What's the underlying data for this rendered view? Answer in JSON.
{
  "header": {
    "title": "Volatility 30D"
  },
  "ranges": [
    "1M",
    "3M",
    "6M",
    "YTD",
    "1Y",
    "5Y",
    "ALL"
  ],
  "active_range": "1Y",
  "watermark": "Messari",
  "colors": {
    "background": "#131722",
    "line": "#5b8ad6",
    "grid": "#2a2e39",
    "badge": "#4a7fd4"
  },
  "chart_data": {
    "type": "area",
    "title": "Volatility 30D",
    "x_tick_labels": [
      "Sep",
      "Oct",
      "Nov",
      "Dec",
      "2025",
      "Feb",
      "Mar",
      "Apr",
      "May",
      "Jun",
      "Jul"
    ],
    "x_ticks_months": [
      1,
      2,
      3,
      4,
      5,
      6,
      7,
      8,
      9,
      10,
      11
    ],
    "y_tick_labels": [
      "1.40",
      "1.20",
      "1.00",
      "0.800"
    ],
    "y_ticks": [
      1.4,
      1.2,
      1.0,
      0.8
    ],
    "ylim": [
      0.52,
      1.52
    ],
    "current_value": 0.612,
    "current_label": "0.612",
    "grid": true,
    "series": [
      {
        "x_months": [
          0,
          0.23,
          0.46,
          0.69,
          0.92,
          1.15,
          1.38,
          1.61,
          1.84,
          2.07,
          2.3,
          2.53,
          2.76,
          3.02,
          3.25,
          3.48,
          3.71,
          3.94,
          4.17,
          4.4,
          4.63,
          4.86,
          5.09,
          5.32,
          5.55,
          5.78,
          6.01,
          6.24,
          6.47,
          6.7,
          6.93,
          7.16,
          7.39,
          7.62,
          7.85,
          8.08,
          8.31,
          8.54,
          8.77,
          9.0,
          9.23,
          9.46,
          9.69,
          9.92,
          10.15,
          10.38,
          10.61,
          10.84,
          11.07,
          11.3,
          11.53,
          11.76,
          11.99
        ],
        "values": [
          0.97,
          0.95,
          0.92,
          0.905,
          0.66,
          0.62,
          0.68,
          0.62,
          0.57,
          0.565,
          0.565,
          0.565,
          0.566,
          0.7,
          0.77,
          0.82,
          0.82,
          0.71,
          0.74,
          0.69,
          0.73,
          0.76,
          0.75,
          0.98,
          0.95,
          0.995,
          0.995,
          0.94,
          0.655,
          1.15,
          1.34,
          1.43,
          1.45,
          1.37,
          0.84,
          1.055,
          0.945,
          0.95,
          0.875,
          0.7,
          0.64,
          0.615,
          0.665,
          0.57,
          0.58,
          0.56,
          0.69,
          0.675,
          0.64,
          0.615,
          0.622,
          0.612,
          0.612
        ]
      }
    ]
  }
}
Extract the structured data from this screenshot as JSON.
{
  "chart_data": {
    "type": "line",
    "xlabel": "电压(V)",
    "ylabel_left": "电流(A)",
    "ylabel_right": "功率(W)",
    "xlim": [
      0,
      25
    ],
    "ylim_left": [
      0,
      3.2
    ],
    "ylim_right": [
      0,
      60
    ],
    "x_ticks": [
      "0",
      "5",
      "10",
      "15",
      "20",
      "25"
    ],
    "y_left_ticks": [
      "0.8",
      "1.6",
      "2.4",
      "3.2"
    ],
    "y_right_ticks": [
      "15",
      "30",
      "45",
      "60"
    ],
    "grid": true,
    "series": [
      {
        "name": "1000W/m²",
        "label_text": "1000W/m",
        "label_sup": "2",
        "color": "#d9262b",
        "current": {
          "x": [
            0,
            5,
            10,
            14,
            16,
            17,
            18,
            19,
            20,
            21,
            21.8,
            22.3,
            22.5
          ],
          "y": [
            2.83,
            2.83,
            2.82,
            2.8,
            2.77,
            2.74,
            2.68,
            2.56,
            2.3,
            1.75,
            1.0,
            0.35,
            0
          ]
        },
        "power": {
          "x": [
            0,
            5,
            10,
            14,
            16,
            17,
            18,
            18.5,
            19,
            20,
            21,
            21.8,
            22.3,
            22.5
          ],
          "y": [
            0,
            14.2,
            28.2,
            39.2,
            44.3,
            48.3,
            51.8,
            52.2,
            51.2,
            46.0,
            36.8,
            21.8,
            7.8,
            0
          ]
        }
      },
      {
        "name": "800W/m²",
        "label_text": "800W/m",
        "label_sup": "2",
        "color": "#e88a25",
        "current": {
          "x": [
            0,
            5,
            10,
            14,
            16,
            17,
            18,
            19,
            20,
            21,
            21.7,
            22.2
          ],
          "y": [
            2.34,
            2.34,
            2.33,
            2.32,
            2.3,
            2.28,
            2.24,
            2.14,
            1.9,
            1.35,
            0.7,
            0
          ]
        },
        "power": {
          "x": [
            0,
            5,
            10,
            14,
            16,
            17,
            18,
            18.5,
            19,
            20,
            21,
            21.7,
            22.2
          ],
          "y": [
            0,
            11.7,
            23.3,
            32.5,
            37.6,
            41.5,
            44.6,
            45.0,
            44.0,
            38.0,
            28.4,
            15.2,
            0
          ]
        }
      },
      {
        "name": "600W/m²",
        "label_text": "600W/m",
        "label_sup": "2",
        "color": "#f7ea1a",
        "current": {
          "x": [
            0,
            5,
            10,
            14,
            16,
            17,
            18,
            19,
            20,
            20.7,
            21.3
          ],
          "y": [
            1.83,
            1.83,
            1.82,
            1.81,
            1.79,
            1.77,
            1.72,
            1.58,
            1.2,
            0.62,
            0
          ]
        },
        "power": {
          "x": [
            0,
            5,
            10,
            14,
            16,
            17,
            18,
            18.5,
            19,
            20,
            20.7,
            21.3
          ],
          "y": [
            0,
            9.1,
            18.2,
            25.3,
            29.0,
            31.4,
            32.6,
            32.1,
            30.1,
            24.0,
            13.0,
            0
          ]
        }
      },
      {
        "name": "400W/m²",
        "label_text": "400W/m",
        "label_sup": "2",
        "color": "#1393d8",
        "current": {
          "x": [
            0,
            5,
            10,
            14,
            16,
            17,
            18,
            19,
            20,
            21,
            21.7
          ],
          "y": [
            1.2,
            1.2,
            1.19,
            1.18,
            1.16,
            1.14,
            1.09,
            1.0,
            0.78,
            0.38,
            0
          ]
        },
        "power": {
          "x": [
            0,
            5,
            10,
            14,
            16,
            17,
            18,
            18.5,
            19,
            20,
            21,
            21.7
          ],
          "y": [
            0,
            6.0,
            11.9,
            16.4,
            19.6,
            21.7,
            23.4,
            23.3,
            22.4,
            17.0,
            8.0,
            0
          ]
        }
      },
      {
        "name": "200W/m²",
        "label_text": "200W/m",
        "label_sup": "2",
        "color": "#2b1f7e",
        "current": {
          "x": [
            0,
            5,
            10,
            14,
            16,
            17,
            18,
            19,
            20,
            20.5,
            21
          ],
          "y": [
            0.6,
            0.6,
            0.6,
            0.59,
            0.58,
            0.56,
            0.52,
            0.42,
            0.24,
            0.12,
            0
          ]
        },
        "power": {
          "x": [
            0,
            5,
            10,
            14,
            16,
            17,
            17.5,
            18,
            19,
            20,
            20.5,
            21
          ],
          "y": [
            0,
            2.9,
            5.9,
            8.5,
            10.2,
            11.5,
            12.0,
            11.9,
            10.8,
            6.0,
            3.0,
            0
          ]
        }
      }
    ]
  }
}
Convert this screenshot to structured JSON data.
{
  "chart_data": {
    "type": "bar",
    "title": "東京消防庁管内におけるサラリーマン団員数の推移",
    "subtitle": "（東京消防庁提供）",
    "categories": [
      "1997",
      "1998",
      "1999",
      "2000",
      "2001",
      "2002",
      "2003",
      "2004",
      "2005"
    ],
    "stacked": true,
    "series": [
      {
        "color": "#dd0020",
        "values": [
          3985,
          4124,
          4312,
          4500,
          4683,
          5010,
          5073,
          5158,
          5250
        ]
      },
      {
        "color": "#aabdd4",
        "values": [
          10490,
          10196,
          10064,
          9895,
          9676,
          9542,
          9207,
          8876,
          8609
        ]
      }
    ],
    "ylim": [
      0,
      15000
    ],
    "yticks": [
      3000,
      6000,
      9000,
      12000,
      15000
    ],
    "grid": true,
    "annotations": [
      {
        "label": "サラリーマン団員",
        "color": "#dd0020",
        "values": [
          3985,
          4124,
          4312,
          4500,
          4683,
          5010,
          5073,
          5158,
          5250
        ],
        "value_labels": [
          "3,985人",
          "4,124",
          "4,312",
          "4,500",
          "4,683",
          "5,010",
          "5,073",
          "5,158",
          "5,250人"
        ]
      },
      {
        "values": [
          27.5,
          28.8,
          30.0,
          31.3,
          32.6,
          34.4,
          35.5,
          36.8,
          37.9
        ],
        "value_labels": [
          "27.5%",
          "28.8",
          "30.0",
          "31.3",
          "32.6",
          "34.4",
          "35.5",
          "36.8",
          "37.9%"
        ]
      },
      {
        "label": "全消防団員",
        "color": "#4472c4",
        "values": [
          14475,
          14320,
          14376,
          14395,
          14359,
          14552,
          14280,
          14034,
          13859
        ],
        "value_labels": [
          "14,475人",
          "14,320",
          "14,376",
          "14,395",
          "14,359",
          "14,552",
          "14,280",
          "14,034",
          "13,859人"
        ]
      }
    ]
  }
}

****

> [WHAT YOU HAVE TO DO]: In the listing above, count each line that holds the string "name". Give the number only.

> [ANSWER FOR THE TASK]: 5